Set problem:
Gather, from the data below, each line in which the word "this" occurs.

Extracted entries:
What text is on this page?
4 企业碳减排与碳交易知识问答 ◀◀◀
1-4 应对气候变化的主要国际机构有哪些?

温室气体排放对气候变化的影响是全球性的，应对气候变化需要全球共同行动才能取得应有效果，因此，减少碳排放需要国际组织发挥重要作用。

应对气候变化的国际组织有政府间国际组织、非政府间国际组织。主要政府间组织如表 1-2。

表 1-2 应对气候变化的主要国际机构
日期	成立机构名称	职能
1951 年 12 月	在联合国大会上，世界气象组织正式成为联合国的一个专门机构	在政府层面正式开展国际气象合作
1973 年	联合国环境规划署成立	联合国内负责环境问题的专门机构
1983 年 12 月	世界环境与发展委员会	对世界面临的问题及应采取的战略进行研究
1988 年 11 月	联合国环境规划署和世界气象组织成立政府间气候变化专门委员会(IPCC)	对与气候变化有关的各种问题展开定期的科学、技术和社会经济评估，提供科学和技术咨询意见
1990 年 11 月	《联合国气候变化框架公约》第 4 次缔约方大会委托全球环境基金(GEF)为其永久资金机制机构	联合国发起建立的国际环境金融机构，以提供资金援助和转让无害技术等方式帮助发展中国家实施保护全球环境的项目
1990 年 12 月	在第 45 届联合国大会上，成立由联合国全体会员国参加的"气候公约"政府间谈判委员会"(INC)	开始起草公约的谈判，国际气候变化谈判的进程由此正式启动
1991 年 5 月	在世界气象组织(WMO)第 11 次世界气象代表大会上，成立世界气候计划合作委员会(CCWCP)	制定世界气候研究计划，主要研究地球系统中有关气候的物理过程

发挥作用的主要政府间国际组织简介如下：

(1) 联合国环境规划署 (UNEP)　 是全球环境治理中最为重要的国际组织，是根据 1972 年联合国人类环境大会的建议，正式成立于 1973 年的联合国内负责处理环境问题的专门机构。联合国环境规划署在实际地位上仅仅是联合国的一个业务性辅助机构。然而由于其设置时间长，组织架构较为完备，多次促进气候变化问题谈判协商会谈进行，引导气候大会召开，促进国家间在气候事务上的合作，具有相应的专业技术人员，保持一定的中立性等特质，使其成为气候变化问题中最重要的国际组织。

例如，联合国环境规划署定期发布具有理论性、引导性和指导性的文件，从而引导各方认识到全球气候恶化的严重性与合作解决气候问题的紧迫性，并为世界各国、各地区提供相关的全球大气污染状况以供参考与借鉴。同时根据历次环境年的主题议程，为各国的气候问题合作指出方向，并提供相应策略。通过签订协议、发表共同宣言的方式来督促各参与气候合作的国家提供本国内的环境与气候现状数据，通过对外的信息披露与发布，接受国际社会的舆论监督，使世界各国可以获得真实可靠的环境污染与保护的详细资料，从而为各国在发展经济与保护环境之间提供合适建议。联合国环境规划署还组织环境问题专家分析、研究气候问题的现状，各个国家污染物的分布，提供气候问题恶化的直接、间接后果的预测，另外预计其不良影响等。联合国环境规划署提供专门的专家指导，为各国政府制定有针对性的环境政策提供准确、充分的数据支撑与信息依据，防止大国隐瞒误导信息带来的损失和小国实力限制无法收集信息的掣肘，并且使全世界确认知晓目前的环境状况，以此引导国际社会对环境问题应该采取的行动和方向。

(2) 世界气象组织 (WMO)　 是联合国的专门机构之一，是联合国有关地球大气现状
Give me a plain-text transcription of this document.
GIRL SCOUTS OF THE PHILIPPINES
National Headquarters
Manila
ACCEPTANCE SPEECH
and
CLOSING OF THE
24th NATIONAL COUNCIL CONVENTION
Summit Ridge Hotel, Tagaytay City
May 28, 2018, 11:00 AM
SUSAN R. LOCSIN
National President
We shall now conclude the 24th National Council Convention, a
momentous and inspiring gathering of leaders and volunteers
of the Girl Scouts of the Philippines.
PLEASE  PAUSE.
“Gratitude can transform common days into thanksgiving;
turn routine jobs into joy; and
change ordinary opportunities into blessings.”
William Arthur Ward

Expected output:
What text is on this page?
Give me a plain-text transcription of this document.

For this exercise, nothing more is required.